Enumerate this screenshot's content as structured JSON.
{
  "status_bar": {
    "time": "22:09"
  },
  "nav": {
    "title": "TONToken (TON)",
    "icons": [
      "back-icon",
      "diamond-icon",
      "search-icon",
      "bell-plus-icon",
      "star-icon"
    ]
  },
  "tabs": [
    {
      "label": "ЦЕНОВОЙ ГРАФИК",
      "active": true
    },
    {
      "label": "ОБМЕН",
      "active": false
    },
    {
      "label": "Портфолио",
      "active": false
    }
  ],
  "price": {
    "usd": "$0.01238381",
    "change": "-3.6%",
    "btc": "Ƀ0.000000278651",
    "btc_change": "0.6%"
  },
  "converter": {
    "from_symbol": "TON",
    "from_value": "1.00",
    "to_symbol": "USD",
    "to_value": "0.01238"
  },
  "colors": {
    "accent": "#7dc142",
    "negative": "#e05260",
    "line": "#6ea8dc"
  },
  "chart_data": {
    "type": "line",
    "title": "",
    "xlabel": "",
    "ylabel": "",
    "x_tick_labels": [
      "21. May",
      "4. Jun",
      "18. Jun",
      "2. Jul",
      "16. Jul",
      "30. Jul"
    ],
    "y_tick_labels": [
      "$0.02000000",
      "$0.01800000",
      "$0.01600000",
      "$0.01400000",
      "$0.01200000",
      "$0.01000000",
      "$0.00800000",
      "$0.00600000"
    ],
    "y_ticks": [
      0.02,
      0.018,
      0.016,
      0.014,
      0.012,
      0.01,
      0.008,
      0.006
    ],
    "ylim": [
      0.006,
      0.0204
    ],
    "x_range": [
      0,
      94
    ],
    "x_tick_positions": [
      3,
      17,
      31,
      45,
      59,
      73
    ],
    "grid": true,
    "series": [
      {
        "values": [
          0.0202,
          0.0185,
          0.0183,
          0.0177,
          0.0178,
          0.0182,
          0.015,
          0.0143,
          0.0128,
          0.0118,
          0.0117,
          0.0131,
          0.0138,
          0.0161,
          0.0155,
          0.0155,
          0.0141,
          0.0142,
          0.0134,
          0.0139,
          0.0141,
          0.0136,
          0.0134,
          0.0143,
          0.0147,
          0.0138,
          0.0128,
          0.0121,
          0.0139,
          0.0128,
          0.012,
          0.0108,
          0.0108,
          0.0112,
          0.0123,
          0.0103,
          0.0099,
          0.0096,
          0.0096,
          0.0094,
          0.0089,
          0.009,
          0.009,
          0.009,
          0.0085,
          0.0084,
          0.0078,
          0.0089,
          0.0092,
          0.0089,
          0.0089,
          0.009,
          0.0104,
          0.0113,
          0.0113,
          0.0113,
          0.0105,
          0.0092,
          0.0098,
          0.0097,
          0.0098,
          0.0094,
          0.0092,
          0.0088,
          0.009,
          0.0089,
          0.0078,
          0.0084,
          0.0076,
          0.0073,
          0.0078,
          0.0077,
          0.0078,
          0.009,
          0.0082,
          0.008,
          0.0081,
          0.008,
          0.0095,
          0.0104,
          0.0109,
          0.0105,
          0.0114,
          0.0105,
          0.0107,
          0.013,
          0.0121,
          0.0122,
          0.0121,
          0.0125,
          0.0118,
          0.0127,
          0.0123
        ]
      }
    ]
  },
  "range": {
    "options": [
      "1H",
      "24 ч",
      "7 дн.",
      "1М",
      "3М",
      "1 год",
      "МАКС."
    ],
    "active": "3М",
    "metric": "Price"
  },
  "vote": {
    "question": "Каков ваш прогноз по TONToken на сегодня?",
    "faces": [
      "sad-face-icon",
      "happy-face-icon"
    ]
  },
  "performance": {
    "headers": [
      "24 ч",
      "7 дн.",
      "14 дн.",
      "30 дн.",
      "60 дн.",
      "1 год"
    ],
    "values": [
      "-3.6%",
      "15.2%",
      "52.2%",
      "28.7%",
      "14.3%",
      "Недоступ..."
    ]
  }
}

- **Task directions**
Copy out each record exactly as given, omitting none.

- **Output for this exercise**
Enumerate this screenshot's content as structured JSON.
{
  "status_bar": {
    "time": "22:09"
  },
  "nav": {
    "title": "TONToken (TON)",
    "icons": [
      "back-icon",
      "diamond-icon",
      "search-icon",
      "bell-plus-icon",
      "star-icon"
    ]
  },
  "tabs": [
    {
      "label": "ЦЕНОВОЙ ГРАФИК",
      "active": true
    },
    {
      "label": "ОБМЕН",
      "active": false
    },
    {
      "label": "Портфолио",
      "active": false
    }
  ],
  "price": {
    "usd": "$0.01238381",
    "change": "-3.6%",
    "btc": "Ƀ0.000000278651",
    "btc_change": "0.6%"
  },
  "converter": {
    "from_symbol": "TON",
    "from_value": "1.00",
    "to_symbol": "USD",
    "to_value": "0.01238"
  },
  "colors": {
    "accent": "#7dc142",
    "negative": "#e05260",
    "line": "#6ea8dc"
  },
  "chart_data": {
    "type": "line",
    "title": "",
    "xlabel": "",
    "ylabel": "",
    "x_tick_labels": [
      "21. May",
      "4. Jun",
      "18. Jun",
      "2. Jul",
      "16. Jul",
      "30. Jul"
    ],
    "y_tick_labels": [
      "$0.02000000",
      "$0.01800000",
      "$0.01600000",
      "$0.01400000",
      "$0.01200000",
      "$0.01000000",
      "$0.00800000",
      "$0.00600000"
    ],
    "y_ticks": [
      0.02,
      0.018,
      0.016,
      0.014,
      0.012,
      0.01,
      0.008,
      0.006
    ],
    "ylim": [
      0.006,
      0.0204
    ],
    "x_range": [
      0,
      94
    ],
    "x_tick_positions": [
      3,
      17,
      31,
      45,
      59,
      73
    ],
    "grid": true,
    "series": [
      {
        "values": [
          0.0202,
          0.0185,
          0.0183,
          0.0177,
          0.0178,
          0.0182,
          0.015,
          0.0143,
          0.0128,
          0.0118,
          0.0117,
          0.0131,
          0.0138,
          0.0161,
          0.0155,
          0.0155,
          0.0141,
          0.0142,
          0.0134,
          0.0139,
          0.0141,
          0.0136,
          0.0134,
          0.0143,
          0.0147,
          0.0138,
          0.0128,
          0.0121,
          0.0139,
          0.0128,
          0.012,
          0.0108,
          0.0108,
          0.0112,
          0.0123,
          0.0103,
          0.0099,
          0.0096,
          0.0096,
          0.0094,
          0.0089,
          0.009,
          0.009,
          0.009,
          0.0085,
          0.0084,
          0.0078,
          0.0089,
          0.0092,
          0.0089,
          0.0089,
          0.009,
          0.0104,
          0.0113,
          0.0113,
          0.0113,
          0.0105,
          0.0092,
          0.0098,
          0.0097,
          0.0098,
          0.0094,
          0.0092,
          0.0088,
          0.009,
          0.0089,
          0.0078,
          0.0084,
          0.0076,
          0.0073,
          0.0078,
          0.0077,
          0.0078,
          0.009,
          0.0082,
          0.008,
          0.0081,
          0.008,
          0.0095,
          0.0104,
          0.0109,
          0.0105,
          0.0114,
          0.0105,
          0.0107,
          0.013,
          0.0121,
          0.0122,
          0.0121,
          0.0125,
          0.0118,
          0.0127,
          0.0123
        ]
      }
    ]
  },
  "range": {
    "options": [
      "1H",
      "24 ч",
      "7 дн.",
      "1М",
      "3М",
      "1 год",
      "МАКС."
    ],
    "active": "3М",
    "metric": "Price"
  },
  "vote": {
    "question": "Каков ваш прогноз по TONToken на сегодня?",
    "faces": [
      "sad-face-icon",
      "happy-face-icon"
    ]
  },
  "performance": {
    "headers": [
      "24 ч",
      "7 дн.",
      "14 дн.",
      "30 дн.",
      "60 дн.",
      "1 год"
    ],
    "values": [
      "-3.6%",
      "15.2%",
      "52.2%",
      "28.7%",
      "14.3%",
      "Недоступ..."
    ]
  }
}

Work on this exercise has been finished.